Collected data
- - - -
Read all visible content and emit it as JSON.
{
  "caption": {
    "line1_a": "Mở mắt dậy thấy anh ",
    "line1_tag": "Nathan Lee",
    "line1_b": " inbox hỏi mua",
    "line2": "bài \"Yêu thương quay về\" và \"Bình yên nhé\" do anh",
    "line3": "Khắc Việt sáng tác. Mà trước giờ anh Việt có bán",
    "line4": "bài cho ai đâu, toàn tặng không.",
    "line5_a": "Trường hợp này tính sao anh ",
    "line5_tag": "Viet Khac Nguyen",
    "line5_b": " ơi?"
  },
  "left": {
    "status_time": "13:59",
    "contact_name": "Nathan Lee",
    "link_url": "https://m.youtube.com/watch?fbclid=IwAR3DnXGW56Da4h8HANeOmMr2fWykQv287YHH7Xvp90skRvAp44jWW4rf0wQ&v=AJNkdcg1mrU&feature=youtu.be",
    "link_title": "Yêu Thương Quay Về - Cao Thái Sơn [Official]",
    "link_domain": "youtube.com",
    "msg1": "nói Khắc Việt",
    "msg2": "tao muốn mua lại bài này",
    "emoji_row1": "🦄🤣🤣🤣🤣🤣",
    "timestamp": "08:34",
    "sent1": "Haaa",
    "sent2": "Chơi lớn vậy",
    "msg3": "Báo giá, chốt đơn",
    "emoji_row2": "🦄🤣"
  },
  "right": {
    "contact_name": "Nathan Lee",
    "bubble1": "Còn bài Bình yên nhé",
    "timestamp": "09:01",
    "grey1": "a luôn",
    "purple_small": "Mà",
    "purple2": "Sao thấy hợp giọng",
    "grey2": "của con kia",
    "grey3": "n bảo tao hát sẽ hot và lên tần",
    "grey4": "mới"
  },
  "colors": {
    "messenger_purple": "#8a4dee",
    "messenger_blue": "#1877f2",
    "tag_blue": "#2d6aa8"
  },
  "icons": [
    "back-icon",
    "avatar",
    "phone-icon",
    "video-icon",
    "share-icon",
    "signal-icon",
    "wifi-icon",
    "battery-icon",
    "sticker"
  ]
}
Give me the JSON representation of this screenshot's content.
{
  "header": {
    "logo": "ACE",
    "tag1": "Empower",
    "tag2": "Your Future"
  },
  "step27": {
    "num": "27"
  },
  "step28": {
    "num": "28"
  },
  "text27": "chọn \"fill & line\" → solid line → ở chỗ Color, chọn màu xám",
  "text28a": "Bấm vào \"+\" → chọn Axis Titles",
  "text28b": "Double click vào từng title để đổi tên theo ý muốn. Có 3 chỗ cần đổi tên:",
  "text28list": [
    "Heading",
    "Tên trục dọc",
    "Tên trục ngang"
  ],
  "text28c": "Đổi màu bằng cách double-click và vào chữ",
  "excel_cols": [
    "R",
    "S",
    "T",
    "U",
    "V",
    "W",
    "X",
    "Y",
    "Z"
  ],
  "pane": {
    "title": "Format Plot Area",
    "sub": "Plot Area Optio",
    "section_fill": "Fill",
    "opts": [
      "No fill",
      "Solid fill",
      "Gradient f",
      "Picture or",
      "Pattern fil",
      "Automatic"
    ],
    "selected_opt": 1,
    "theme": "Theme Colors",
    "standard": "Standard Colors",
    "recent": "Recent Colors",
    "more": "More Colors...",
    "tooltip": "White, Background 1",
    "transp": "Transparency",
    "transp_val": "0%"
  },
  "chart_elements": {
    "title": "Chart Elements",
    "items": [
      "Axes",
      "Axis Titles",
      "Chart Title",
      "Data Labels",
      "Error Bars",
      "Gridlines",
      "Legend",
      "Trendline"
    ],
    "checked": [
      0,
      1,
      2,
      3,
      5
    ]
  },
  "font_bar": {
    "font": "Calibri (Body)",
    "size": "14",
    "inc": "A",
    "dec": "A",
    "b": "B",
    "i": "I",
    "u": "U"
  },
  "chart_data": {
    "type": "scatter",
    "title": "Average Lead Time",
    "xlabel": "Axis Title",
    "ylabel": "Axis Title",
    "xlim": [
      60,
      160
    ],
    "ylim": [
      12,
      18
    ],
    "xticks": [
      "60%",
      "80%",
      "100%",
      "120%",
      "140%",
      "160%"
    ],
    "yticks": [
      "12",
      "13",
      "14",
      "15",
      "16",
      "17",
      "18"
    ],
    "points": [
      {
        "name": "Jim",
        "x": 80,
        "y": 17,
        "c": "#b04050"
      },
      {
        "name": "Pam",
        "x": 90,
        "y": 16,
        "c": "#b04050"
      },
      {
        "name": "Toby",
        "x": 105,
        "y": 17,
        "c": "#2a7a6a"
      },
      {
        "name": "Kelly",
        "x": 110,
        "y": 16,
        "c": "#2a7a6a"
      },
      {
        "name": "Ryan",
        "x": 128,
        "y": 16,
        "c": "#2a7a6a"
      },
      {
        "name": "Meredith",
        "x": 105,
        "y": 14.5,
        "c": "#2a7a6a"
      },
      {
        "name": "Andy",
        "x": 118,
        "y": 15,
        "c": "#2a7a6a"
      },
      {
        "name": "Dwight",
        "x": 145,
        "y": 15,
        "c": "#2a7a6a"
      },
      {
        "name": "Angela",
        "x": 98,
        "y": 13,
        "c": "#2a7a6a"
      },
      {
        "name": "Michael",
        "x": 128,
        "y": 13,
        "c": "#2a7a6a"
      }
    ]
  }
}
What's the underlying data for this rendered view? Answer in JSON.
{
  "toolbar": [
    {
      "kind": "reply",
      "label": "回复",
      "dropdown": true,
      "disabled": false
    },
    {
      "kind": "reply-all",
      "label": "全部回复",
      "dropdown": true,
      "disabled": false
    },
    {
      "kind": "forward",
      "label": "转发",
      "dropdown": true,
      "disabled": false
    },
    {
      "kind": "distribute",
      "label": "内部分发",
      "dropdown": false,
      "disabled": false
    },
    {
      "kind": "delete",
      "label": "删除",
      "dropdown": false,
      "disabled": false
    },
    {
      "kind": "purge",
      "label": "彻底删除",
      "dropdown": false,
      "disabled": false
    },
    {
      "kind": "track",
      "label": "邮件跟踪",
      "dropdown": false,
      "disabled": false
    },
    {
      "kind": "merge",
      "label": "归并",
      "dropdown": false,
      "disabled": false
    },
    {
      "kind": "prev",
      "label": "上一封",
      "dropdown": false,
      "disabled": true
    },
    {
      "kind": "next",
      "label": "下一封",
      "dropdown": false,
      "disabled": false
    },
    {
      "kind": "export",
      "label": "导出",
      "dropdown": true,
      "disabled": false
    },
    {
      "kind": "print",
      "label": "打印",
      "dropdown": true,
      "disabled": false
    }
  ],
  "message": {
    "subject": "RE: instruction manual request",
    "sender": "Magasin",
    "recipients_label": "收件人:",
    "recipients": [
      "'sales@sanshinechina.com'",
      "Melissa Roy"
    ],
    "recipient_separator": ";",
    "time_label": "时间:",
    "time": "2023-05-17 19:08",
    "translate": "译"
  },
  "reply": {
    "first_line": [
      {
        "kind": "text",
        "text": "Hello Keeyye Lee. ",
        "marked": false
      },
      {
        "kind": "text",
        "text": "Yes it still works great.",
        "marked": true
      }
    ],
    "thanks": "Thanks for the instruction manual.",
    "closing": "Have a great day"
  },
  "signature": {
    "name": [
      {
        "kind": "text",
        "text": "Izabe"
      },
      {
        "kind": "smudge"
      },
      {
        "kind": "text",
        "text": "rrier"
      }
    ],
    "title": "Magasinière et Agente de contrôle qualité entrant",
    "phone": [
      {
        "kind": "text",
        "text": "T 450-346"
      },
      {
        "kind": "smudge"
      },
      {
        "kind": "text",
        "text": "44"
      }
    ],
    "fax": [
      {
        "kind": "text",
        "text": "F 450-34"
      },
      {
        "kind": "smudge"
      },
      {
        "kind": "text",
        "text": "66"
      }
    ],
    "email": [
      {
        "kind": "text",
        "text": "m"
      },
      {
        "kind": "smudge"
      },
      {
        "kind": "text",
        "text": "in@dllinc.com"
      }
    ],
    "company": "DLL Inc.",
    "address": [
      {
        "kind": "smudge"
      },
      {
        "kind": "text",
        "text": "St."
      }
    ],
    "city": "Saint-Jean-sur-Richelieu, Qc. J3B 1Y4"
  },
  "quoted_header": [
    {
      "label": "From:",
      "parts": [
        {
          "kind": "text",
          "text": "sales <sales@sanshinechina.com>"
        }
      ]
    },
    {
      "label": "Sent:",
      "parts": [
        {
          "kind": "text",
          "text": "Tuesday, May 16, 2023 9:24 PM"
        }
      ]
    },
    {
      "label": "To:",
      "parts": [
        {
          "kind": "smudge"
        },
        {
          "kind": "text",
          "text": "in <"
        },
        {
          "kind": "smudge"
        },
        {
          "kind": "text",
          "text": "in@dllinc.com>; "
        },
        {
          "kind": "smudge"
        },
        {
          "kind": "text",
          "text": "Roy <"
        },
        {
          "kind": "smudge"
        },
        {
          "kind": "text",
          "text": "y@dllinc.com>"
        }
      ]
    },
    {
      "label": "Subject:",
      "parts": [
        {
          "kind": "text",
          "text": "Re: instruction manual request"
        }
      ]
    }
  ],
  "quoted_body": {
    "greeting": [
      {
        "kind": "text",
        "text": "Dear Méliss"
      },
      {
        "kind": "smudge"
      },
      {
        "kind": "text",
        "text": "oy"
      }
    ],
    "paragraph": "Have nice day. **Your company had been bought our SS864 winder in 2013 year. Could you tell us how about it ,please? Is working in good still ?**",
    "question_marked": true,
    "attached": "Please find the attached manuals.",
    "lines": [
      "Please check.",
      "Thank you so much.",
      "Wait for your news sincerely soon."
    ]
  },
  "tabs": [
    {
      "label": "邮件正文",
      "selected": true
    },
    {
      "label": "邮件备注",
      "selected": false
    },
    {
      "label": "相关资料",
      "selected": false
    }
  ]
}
- - - -
CHALLENGE » Search the data above for lines holding "dllinc" and copy each of them.

THE REPLY »
        "text": "in@dllinc.com"
          "text": "in@dllinc.com>; "
          "text": "y@dllinc.com>"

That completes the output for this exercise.